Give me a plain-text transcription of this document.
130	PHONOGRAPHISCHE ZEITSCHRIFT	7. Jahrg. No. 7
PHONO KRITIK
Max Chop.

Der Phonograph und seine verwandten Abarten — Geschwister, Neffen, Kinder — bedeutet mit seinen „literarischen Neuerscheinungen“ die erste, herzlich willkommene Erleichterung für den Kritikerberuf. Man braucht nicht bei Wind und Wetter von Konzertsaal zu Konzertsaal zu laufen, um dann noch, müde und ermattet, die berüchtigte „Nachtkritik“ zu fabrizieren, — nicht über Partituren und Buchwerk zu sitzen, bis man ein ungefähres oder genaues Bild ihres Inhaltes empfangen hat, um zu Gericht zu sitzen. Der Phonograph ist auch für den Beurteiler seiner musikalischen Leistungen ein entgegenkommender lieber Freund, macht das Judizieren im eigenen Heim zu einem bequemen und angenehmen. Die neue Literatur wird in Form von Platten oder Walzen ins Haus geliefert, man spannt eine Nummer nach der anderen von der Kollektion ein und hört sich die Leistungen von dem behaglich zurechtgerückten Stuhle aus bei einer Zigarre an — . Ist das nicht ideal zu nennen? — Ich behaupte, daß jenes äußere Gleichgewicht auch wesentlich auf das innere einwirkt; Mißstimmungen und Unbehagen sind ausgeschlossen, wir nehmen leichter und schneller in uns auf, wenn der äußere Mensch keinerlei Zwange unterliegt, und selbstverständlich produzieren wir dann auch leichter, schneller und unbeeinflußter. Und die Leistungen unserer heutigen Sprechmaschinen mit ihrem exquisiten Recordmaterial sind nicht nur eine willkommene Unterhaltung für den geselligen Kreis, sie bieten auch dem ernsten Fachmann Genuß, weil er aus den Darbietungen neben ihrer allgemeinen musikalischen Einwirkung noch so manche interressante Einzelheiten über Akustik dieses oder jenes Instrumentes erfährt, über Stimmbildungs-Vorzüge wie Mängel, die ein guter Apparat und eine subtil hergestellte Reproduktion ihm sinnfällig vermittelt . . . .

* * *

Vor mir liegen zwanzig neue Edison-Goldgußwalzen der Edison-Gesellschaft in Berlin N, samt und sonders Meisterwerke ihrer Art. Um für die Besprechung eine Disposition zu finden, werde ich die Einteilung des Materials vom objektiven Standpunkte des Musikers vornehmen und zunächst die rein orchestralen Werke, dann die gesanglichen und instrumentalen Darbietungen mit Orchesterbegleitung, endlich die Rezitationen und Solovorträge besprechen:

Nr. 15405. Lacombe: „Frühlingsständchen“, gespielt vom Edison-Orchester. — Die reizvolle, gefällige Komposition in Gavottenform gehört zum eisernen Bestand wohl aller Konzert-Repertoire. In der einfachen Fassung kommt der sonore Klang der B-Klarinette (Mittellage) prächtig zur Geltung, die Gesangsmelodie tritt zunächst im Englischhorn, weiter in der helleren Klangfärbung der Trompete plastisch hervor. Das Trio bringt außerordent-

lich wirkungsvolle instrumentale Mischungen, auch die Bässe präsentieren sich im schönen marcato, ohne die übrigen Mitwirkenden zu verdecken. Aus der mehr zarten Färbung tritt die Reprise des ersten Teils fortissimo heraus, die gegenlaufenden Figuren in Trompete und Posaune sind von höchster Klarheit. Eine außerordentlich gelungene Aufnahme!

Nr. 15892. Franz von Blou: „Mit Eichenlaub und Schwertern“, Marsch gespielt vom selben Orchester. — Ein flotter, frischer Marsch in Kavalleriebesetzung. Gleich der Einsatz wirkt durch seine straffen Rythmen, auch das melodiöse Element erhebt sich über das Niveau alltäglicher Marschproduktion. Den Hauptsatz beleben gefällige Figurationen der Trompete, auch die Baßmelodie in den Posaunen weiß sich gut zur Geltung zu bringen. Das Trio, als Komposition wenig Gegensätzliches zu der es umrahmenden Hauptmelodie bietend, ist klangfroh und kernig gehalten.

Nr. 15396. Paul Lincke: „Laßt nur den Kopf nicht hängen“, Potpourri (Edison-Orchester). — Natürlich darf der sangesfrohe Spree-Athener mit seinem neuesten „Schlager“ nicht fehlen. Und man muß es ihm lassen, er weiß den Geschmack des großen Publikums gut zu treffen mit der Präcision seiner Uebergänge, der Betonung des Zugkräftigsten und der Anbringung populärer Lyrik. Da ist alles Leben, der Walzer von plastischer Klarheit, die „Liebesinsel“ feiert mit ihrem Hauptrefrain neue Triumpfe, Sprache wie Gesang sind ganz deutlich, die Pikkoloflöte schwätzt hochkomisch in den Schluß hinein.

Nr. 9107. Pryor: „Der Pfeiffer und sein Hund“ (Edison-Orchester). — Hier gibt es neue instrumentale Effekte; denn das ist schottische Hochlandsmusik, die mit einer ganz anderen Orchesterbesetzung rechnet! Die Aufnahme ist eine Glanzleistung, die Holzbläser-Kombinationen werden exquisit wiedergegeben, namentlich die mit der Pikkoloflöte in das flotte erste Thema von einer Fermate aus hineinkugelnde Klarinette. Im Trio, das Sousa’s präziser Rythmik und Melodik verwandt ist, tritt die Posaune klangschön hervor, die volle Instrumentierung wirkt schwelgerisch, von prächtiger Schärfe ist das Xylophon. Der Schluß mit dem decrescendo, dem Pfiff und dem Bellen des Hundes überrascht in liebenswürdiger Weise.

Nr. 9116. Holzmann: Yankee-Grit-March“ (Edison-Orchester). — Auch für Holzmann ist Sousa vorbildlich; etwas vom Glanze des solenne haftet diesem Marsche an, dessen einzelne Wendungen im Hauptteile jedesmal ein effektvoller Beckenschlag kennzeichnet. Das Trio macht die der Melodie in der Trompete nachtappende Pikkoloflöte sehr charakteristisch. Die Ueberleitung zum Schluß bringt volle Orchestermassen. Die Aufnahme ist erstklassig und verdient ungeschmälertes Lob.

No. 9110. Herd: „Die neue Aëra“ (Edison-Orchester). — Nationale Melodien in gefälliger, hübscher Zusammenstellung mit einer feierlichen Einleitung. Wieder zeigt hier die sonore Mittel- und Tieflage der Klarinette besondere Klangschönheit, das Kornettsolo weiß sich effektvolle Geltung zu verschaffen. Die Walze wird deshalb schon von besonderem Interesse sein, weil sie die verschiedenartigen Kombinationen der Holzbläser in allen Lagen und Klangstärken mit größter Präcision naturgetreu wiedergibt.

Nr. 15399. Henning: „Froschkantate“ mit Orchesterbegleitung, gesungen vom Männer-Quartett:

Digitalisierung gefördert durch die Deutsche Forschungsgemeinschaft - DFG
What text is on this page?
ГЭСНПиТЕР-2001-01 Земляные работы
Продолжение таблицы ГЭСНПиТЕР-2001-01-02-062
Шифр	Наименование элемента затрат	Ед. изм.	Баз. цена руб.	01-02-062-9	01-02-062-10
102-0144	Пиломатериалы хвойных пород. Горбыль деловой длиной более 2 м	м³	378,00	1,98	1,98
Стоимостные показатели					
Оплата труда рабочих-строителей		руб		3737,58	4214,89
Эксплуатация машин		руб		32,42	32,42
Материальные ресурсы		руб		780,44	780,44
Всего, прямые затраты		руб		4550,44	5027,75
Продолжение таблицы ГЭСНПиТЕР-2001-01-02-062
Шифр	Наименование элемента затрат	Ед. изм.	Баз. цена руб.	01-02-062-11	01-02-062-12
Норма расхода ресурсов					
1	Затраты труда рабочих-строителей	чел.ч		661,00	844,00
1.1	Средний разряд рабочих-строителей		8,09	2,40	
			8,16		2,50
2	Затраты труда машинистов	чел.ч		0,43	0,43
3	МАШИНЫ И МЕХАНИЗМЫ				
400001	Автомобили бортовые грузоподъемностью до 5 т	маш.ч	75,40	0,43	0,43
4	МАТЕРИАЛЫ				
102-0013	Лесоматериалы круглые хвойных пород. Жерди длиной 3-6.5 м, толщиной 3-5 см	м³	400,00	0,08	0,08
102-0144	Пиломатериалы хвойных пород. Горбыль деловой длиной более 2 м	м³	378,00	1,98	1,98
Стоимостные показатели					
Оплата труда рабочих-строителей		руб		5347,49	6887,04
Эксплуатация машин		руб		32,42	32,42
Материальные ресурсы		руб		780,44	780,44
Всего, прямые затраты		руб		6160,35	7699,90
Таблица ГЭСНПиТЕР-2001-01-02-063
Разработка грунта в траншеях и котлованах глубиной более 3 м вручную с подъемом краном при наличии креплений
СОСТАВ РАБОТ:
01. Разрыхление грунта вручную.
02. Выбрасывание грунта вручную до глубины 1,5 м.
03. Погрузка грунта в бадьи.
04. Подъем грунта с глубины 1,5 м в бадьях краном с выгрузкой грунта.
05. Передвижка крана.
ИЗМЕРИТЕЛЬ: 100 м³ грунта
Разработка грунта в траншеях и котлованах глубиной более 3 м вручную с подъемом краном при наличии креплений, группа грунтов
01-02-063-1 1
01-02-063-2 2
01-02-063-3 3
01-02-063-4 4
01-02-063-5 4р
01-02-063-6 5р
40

### Do this
Say how many lines of the material contain the word "грунта", with no other text.

### Full response
7